◆ **Exercise prompt**
Set down every entry again word for word, please, but skip the pictures.

◆ **Exercise input**
## Start

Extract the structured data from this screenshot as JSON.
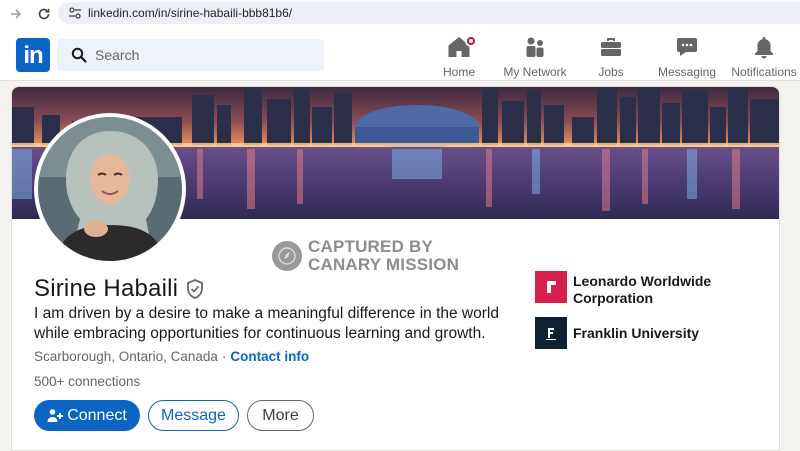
{
  "browser": {
    "url": "linkedin.com/in/sirine-habaili-bbb81b6/"
  },
  "nav": {
    "logo_text": "in",
    "search_placeholder": "Search",
    "items": [
      {
        "label": "Home",
        "icon": "home-icon"
      },
      {
        "label": "My Network",
        "icon": "network-icon"
      },
      {
        "label": "Jobs",
        "icon": "briefcase-icon"
      },
      {
        "label": "Messaging",
        "icon": "message-icon"
      },
      {
        "label": "Notifications",
        "icon": "bell-icon"
      }
    ]
  },
  "profile": {
    "watermark_line1": "CAPTURED BY",
    "watermark_line2": "CANARY MISSION",
    "name": "Sirine Habaili",
    "headline": "I am driven by a desire to make a meaningful difference in the world while embracing opportunities for continuous learning and growth.",
    "location": "Scarborough, Ontario, Canada",
    "separator": "·",
    "contact_info": "Contact info",
    "connections": "500+ connections",
    "actions": {
      "connect": "Connect",
      "message": "Message",
      "more": "More"
    },
    "experience": [
      {
        "name": "Leonardo Worldwide Corporation",
        "logo_color": "#d81f4b"
      },
      {
        "name": "Franklin University",
        "logo_color": "#0f2235"
      }
    ]
  },
  "colors": {
    "brand": "#0a66c2",
    "notification": "#cb112d"
  }
}
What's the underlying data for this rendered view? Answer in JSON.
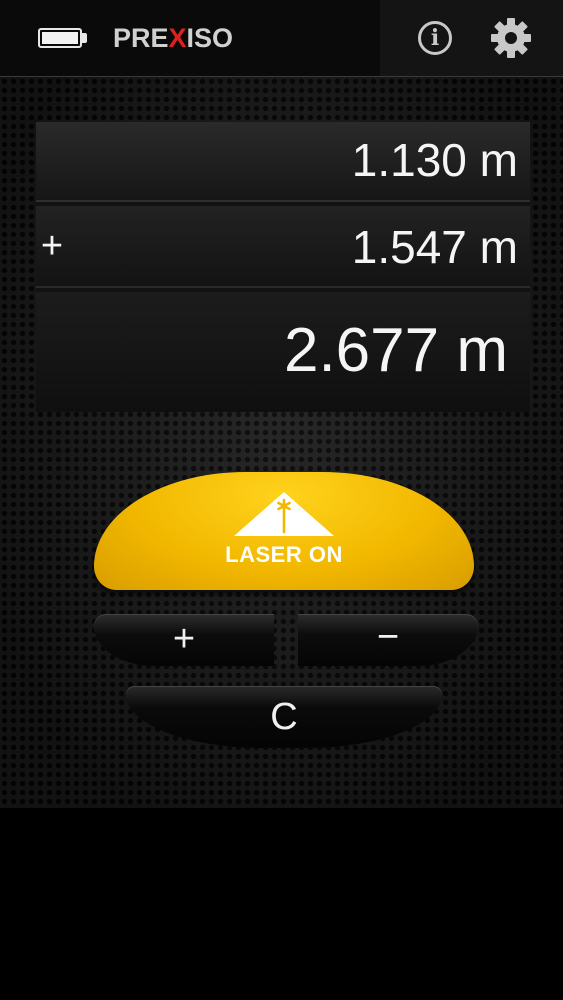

## End

◆ **Answer to the exercise**
Extract the structured data from this screenshot as JSON.
{
  "browser": {
    "url": "linkedin.com/in/sirine-habaili-bbb81b6/"
  },
  "nav": {
    "logo_text": "in",
    "search_placeholder": "Search",
    "items": [
      {
        "label": "Home",
        "icon": "home-icon"
      },
      {
        "label": "My Network",
        "icon": "network-icon"
      },
      {
        "label": "Jobs",
        "icon": "briefcase-icon"
      },
      {
        "label": "Messaging",
        "icon": "message-icon"
      },
      {
        "label": "Notifications",
        "icon": "bell-icon"
      }
    ]
  },
  "profile": {
    "watermark_line1": "CAPTURED BY",
    "watermark_line2": "CANARY MISSION",
    "name": "Sirine Habaili",
    "headline": "I am driven by a desire to make a meaningful difference in the world while embracing opportunities for continuous learning and growth.",
    "location": "Scarborough, Ontario, Canada",
    "separator": "·",
    "contact_info": "Contact info",
    "connections": "500+ connections",
    "actions": {
      "connect": "Connect",
      "message": "Message",
      "more": "More"
    },
    "experience": [
      {
        "name": "Leonardo Worldwide Corporation",
        "logo_color": "#d81f4b"
      },
      {
        "name": "Franklin University",
        "logo_color": "#0f2235"
      }
    ]
  },
  "colors": {
    "brand": "#0a66c2",
    "notification": "#cb112d"
  }
}
What's the underlying data for this rendered view? Answer in JSON.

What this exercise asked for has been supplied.